_SET PROBLEM_:
Copy every line of the following data that includes the string "with".

_STORED ROWS_:
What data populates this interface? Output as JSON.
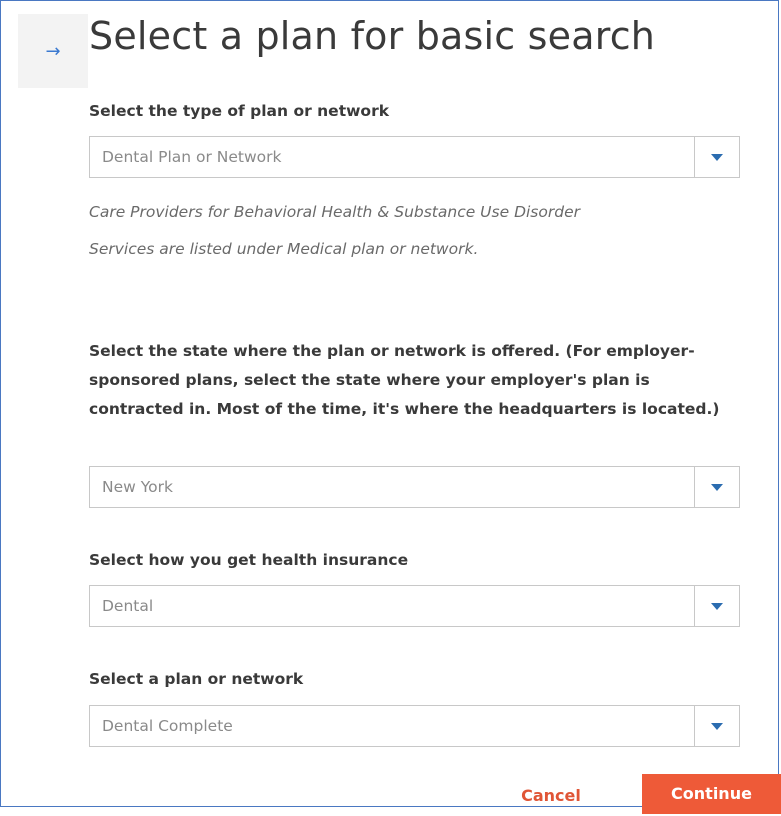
{
  "header": {
    "back_icon": "arrow-right-icon",
    "back_glyph": "→",
    "title": "Select a plan for basic search"
  },
  "plan_type": {
    "label": "Select the type of plan or network",
    "value": "Dental Plan or Network",
    "note": "Care Providers for Behavioral Health & Substance Use Disorder Services are listed under Medical plan or network."
  },
  "state": {
    "label": "Select the state where the plan or network is offered. (For employer-sponsored plans, select the state where your employer's plan is contracted in. Most of the time, it's where the headquarters is located.)",
    "value": "New York"
  },
  "insurance_source": {
    "label": "Select how you get health insurance",
    "value": "Dental"
  },
  "plan": {
    "label": "Select a plan or network",
    "value": "Dental Complete"
  },
  "footer": {
    "cancel_label": "Cancel",
    "continue_label": "Continue"
  },
  "colors": {
    "accent": "#ee5a38",
    "caret": "#2b6cb0",
    "border": "#4a78c2"
  }
}
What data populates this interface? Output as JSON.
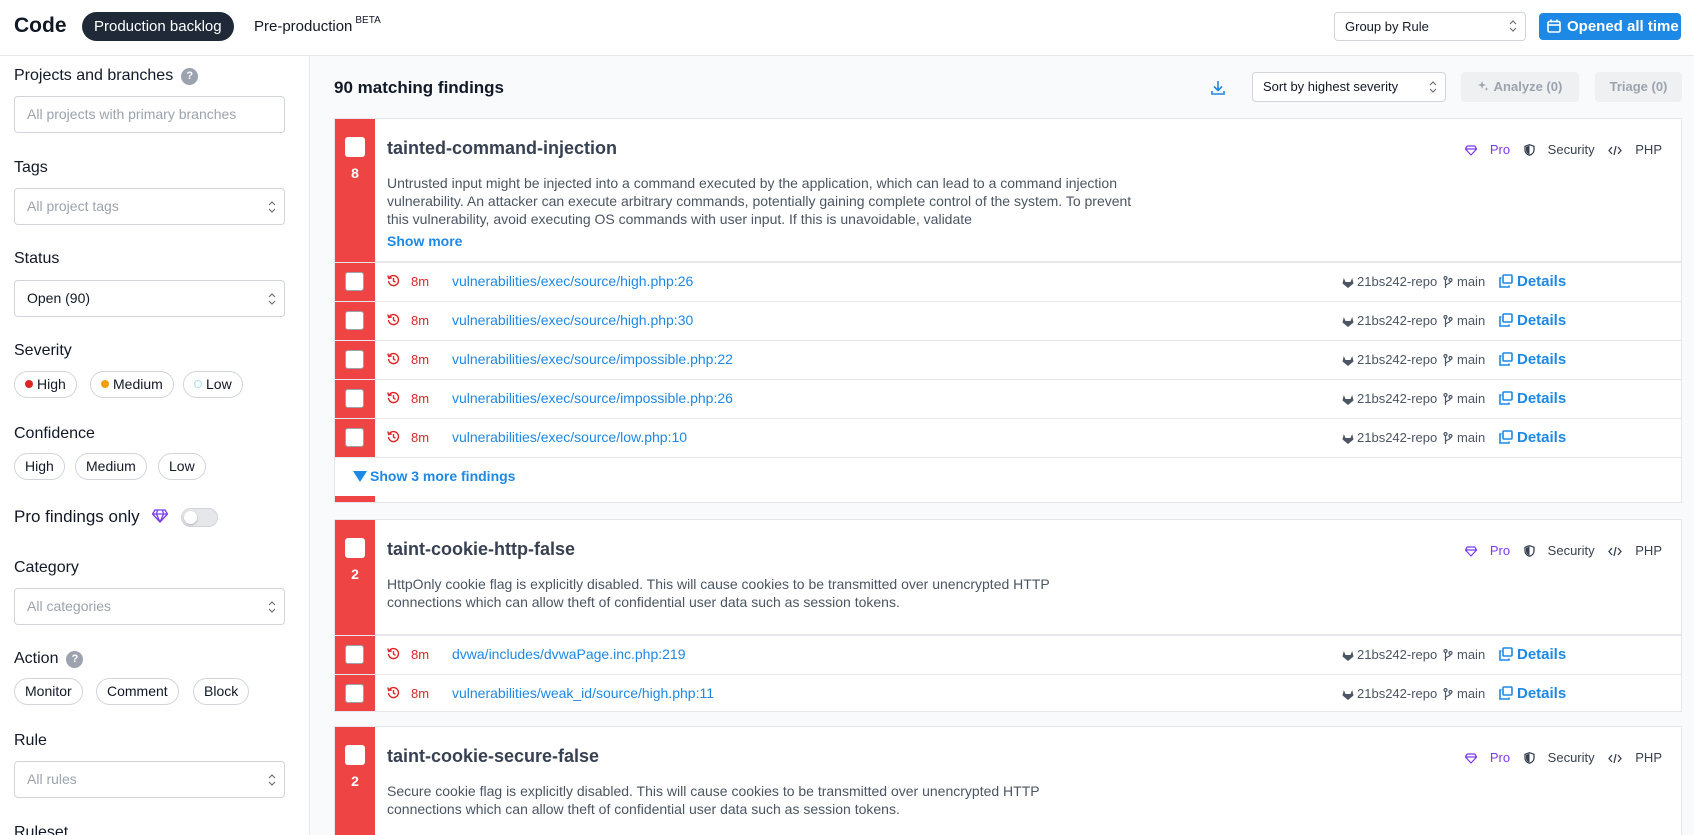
{
  "header": {
    "brand": "Code",
    "tab_production": "Production backlog",
    "tab_preproduction": "Pre-production",
    "tab_preproduction_badge": "BETA",
    "group_by": "Group by Rule",
    "opened_btn": "Opened all time"
  },
  "sidebar": {
    "projects_label": "Projects and branches",
    "projects_placeholder": "All projects with primary branches",
    "tags_label": "Tags",
    "tags_placeholder": "All project tags",
    "status_label": "Status",
    "status_value": "Open (90)",
    "severity_label": "Severity",
    "severity_options": [
      {
        "label": "High",
        "color": "#dc2626"
      },
      {
        "label": "Medium",
        "color": "#f59e0b"
      },
      {
        "label": "Low",
        "color": "#a5e4ef"
      }
    ],
    "confidence_label": "Confidence",
    "confidence_options": [
      "High",
      "Medium",
      "Low"
    ],
    "pro_label": "Pro findings only",
    "category_label": "Category",
    "category_placeholder": "All categories",
    "action_label": "Action",
    "action_options": [
      "Monitor",
      "Comment",
      "Block"
    ],
    "rule_label": "Rule",
    "rule_placeholder": "All rules",
    "ruleset_label": "Ruleset"
  },
  "main": {
    "count_title": "90 matching findings",
    "sort_by": "Sort by highest severity",
    "analyze": "Analyze (0)",
    "triage": "Triage (0)",
    "groups": [
      {
        "rule": "tainted-command-injection",
        "count": "8",
        "tags": [
          "Pro",
          "Security",
          "PHP"
        ],
        "description": "Untrusted input might be injected into a command executed by the application, which can lead to a command injection vulnerability. An attacker can execute arbitrary commands, potentially gaining complete control of the system. To prevent this vulnerability, avoid executing OS commands with user input. If this is unavoidable, validate",
        "show_more": "Show more",
        "show_findings": "Show 3 more findings",
        "findings": [
          {
            "age": "8m",
            "path": "vulnerabilities/exec/source/high.php:26",
            "repo": "21bs242-repo",
            "branch": "main",
            "details": "Details"
          },
          {
            "age": "8m",
            "path": "vulnerabilities/exec/source/high.php:30",
            "repo": "21bs242-repo",
            "branch": "main",
            "details": "Details"
          },
          {
            "age": "8m",
            "path": "vulnerabilities/exec/source/impossible.php:22",
            "repo": "21bs242-repo",
            "branch": "main",
            "details": "Details"
          },
          {
            "age": "8m",
            "path": "vulnerabilities/exec/source/impossible.php:26",
            "repo": "21bs242-repo",
            "branch": "main",
            "details": "Details"
          },
          {
            "age": "8m",
            "path": "vulnerabilities/exec/source/low.php:10",
            "repo": "21bs242-repo",
            "branch": "main",
            "details": "Details"
          }
        ]
      },
      {
        "rule": "taint-cookie-http-false",
        "count": "2",
        "tags": [
          "Pro",
          "Security",
          "PHP"
        ],
        "description": "HttpOnly cookie flag is explicitly disabled. This will cause cookies to be transmitted over unencrypted HTTP connections which can allow theft of confidential user data such as session tokens.",
        "findings": [
          {
            "age": "8m",
            "path": "dvwa/includes/dvwaPage.inc.php:219",
            "repo": "21bs242-repo",
            "branch": "main",
            "details": "Details"
          },
          {
            "age": "8m",
            "path": "vulnerabilities/weak_id/source/high.php:11",
            "repo": "21bs242-repo",
            "branch": "main",
            "details": "Details"
          }
        ]
      },
      {
        "rule": "taint-cookie-secure-false",
        "count": "2",
        "tags": [
          "Pro",
          "Security",
          "PHP"
        ],
        "description": "Secure cookie flag is explicitly disabled. This will cause cookies to be transmitted over unencrypted HTTP connections which can allow theft of confidential user data such as session tokens."
      }
    ]
  },
  "colors": {
    "accent": "#1e88e5",
    "severity_high": "#ef4444",
    "pro": "#7c3aed"
  }
}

_WRITTEN ANSWER_:
    "projects_placeholder": "All projects with primary branches",
        "description": "Untrusted input might be injected into a command executed by the application, which can lead to a command injection vulnerability. An attacker can execute arbitrary commands, potentially gaining complete control of the system. To prevent this vulnerability, avoid executing OS commands with user input. If this is unavoidable, validate",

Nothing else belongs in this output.